--- TRECHO DO DOCUMENTO ---
↓

Especificamente no que tange à Educação Especial, dispõe o art. 58, caput, da LDB, que se trata de modalidade da Educação Escolar (e que, portanto, perpassa todos os níveis da educação), a ser oferecida preferencialmente na rede regular de ensino para alunos com necessidades especiais. Para FÁVERO, PANTOJA & MANTOAN[1], o advérbio “preferencialmente” se refere ao atendimento educacional especializado, “ou seja, aquilo que é necessariamente diferente no ensino escolar para melhor atender às especificidades dos alunos com deficiência”.

O conceito de Educação Especial é concebido como uma modalidade de educação escolar e também como atendimento educacional especializado (AEE) – serviços de apoio oferecidos preferencialmente na escola regular, quando verificada a necessidade, para atender às peculiaridades da clientela de Educação Especial (conforme o artigo 58, § 1º, da LDB). Com base no artigo 59, da LDB, os sistemas de ensino – federal, estadual e municipal – assegurarão a alunos com necessidades especiais currículos, métodos, técnicas, recursos educativos e organização específicos, de modo a atenderem às suas necessidades (inciso I) e professores com especialização adequada em nível médio ou superior, para atendimento especializado, bem como professores do ensino regular capacitados para a integração dos alunos nas classes comuns (inciso III).

Ainda de acordo com a LDB, o AEE deve ser oferecido por professores das classes comuns e também da Educação Especial, capacitados e especializados, respectivamente. De natureza complementar, o AEE especializado tem por objetivo o desenvolvimento de competências e habilidades do aluno (por isso não substitui o conteúdo oferecido no turno de escolarização) e deverá ser oferecido no contra-turno escolar.

Constatada a necessidade, dever-se-á oferecer o AEE a fim de que os alunos com necessidades especiais tenham assegurado seu direito de permanência e de percurso escolar em igualdade de condições com os demais alunos.

↑

--- O QUE FAZER ---
1 - Extraia do trecho sobre Educação Especial a passagem que começa em "Constatada a necessidade, dever-se-á" e segue até "os demais alunos.", sem alterar nada.
2 - Segundo o inciso I do artigo 59 da LDB, citado no trecho sobre Educação Especial, o que os sistemas de ensino assegurarão aos alunos com necessidades especiais? Liste todos os itens.
3 - Por favor, continue o trecho sobre Educação Especial a partir da última frase apresentada.

--- ENTRADAS BRUTAS ---
↓

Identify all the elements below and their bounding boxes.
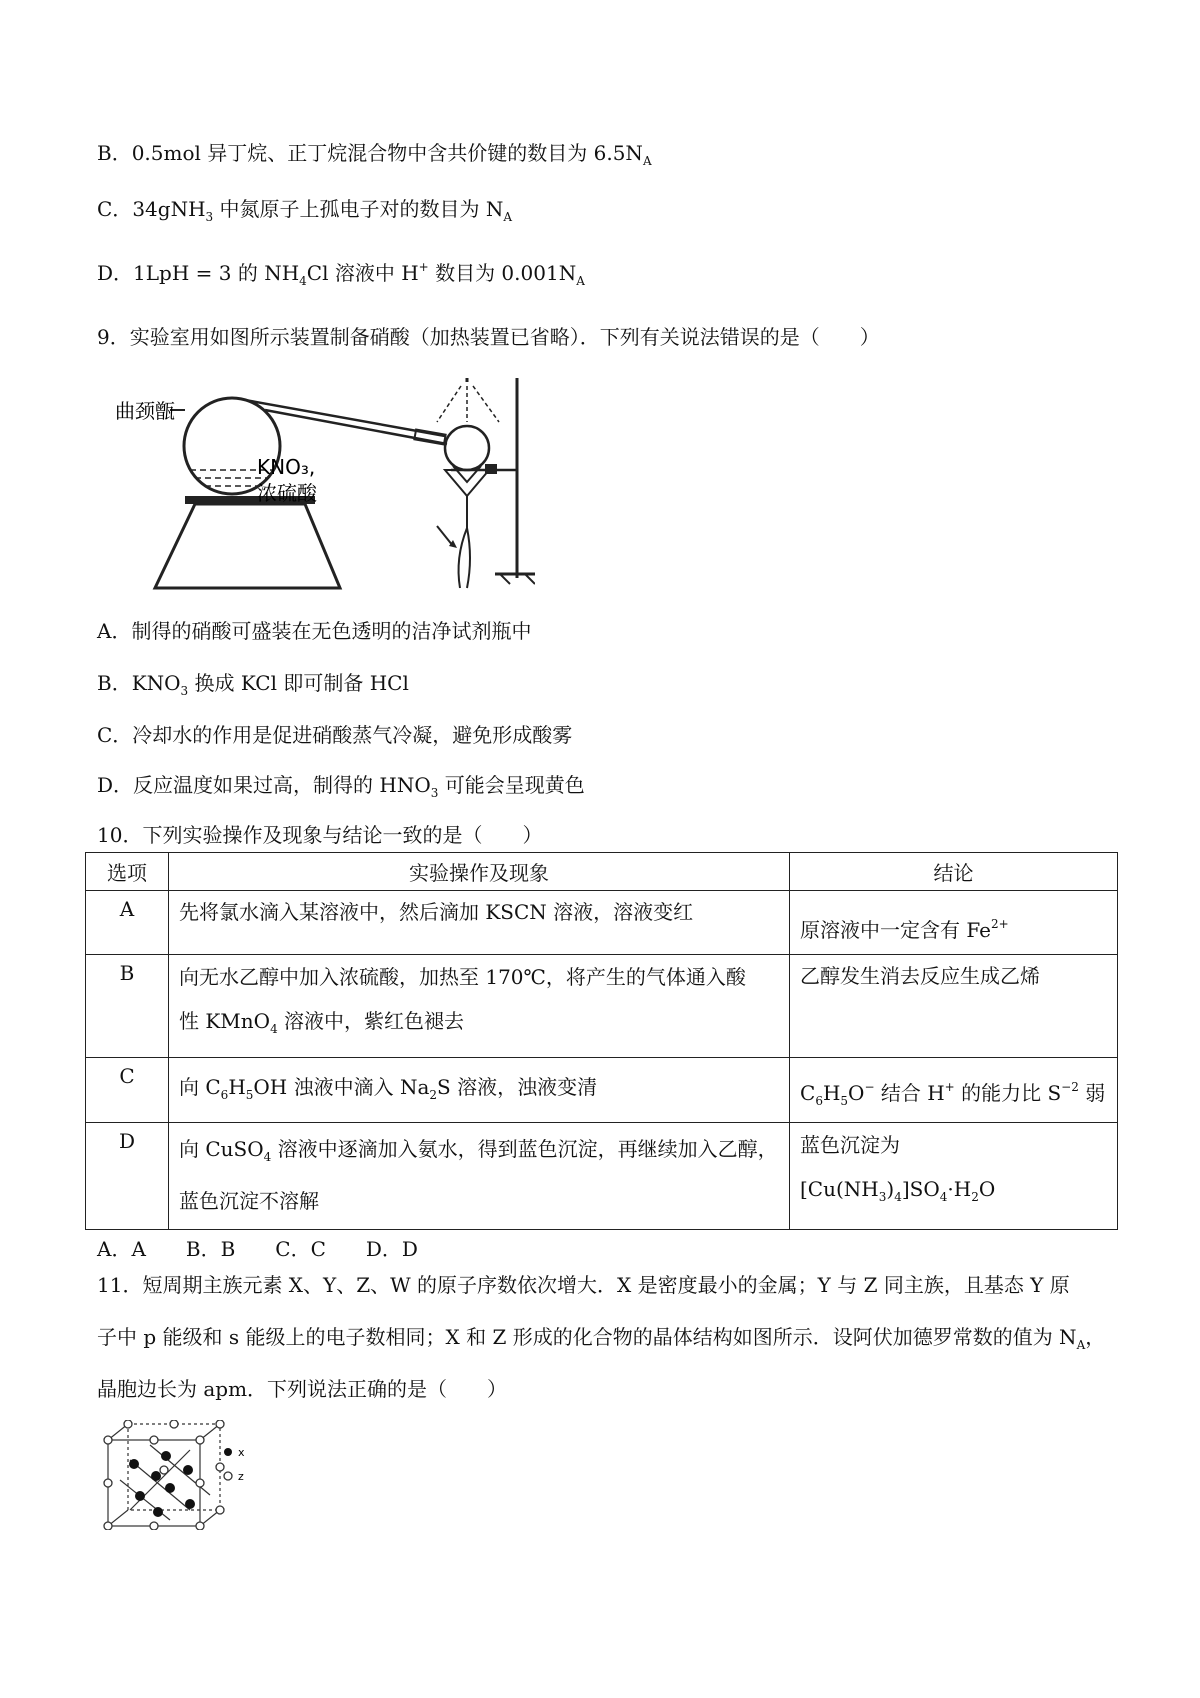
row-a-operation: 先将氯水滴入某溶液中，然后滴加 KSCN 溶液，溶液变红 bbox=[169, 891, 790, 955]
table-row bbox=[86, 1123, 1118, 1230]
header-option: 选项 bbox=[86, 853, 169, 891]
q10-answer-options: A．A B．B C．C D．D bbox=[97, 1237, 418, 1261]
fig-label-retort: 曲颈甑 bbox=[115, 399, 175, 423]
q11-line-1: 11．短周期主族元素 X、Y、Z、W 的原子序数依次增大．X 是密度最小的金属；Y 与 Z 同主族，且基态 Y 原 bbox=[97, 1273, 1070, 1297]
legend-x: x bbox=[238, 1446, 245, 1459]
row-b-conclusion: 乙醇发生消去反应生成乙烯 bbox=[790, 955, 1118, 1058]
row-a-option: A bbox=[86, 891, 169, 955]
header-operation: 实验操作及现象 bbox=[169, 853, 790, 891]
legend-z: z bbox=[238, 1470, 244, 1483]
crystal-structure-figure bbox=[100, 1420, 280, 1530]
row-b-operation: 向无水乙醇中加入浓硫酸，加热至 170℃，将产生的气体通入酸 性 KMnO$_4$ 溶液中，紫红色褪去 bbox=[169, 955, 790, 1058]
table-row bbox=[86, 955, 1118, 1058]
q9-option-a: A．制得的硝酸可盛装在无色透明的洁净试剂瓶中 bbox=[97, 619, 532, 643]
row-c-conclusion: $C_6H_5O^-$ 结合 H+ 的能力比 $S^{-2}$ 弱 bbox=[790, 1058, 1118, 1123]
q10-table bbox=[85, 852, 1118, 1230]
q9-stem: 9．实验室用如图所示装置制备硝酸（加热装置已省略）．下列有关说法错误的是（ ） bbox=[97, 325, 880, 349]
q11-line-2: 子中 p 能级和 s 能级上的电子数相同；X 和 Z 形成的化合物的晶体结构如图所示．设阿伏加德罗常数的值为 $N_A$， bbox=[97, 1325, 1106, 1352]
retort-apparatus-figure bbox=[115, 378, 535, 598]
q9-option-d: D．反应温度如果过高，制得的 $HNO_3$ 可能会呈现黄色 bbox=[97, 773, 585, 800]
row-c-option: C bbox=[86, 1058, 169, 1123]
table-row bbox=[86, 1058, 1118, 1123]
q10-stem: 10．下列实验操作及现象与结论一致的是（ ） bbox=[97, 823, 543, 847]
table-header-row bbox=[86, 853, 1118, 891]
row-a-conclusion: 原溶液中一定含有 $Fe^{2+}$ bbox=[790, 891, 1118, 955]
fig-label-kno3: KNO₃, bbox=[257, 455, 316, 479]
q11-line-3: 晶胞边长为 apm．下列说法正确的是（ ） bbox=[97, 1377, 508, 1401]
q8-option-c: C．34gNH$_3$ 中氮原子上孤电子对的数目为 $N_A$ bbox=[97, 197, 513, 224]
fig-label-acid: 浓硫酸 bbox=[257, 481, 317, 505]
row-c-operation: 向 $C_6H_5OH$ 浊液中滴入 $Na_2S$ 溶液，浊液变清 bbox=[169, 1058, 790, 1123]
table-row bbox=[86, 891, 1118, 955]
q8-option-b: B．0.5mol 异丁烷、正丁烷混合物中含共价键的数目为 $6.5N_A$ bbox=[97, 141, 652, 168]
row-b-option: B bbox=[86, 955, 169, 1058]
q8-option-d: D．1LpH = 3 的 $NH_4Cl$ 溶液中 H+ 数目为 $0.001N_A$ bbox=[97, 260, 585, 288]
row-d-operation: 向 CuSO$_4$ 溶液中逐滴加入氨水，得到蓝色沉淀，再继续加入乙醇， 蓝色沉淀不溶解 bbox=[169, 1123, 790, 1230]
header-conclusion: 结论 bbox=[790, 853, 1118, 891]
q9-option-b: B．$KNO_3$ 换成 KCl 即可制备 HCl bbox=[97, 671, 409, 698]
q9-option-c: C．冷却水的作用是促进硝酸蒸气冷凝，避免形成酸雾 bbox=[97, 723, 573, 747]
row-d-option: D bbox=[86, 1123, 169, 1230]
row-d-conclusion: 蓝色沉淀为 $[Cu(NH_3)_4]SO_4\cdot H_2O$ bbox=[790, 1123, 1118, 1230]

↑

--- TAREFAS RESOLVIDAS ---
1 -
Constatada a necessidade, dever-se-á oferecer o AEE a fim de que os alunos com necessidades especiais tenham assegurado seu direito de permanência e de percurso escolar em igualdade de condições com os demais alunos.

2 -
- currículos
- métodos
- técnicas
- recursos educativos
- organização específicos

3 -
A perspectiva do AEE pode, ainda, ser entendida a partir da noção de atendimento prioritário. Nesses termos, a Lei Federal 10.048, de 08 de novembro de 2000 dispõe, em seu art. 1º:

“Art. 1º. As pessoas portadoras de deficiência física, os idosos com idade igual ou superior a sessenta e cinco anos, as gestantes, as lactantes e as pessoas acompanhadas por crianças de colo terão atendimento prioritário, nos termos desta Lei.”

Cumpre ressaltar que se o dispositivo trata, de maneira expressa, das pessoas com deficiência física, o atendimento prioritário deve ser prestado a qualquer pessoa com deficiência, independentemente da modalidade apresentada. O Decreto Federal 5.296, de 02 de dezembro de 2004, que regulamenta a supramencionada lei, dispõe, em seu art. 5º, caput:

“Art. 5º. Os órgãos da administração pública direta, indireta e fundacional, as empresas prestadoras de serviços públicos e as instituições financeiras deverão dispensar atendimento prioritário às pessoas portadoras de deficiência ou com mobilidade reduzida.” (grifos nossos)

O supramencionado Decreto ainda dispõe, em seu art. 24, § 1º, inciso II:

“Art. 24. Os estabelecimentos de ensino de qualquer nível, etapa ou modalidade, públicos ou privados, proporcionarão condições de acesso e utilização de todos os seus ambientes ou compartimentos para pessoas portadoras de deficiência ou com mobilidade reduzida, inclusive salas de aula, bibliotecas, auditórios, ginásios e instalações desportivas, laboratórios, áreas de lazer e sanitários.

§ 1º. Para a concessão de autorização de funcionamento, de abertura ou renovação de curso pelo Poder Público, o estabelecimento de ensino deverá comprovar que:(…)

II – coloca à disposição de professores, alunos, servidores e empregados portadores de deficiência ou com mobilidade reduzida ajudas técnicas que permitam o acesso às atividades escolares e administrativas em igualdade de condições com as demais pessoas;” (grifo nosso)

Ademais, a Lei nº 8.069/1990 o Estatuto da Criança e Adolescente – ECA estabelece em seu artigo 4º que:

“Art. 4º É dever da família, da comunidade, da sociedade em geral e do Poder Público assegurar, com absoluta prioridade, a efetivação dos direitos referentes à vida, à saúde, à alimentação, à educação, ao esporte, ao lazer, à profissionalização, à cultura, à dignidade ao respeito, à liberdade e a convivência familiar e comunitária”.

O artigo 5º do citado Estatuto impõe que nenhuma criança ou adolescente será objeto de qualquer forma de negligência ou discriminação, determinando a punição na forma da lei de qualquer atentado, por ação ou omissão, aos seus direitos fundamentais.

O ECA assegura, ainda, à criança e ao adolescente a igualdade de condições para o acesso e permanência na escola objetivando o seu pleno desenvolvimento, no inciso I do seu artigo 53.

Note-se, pois, que os dispositivos supramencionados não obrigam apenas as escolas da rede pública à oferta de serviços de apoio especializado, vez que utilizam a expressão generalizada escola regular. Por conseguinte, a oferta de serviços de atendimento educacional especializado é dever de todas as instituições de ensino – sejam públicas ou privadas. Assim, em nosso entendimento, a legislação obriga qualquer escola, inclusive da rede privada, a oferecer atendimento educacional especializado aos alunos com deficiência.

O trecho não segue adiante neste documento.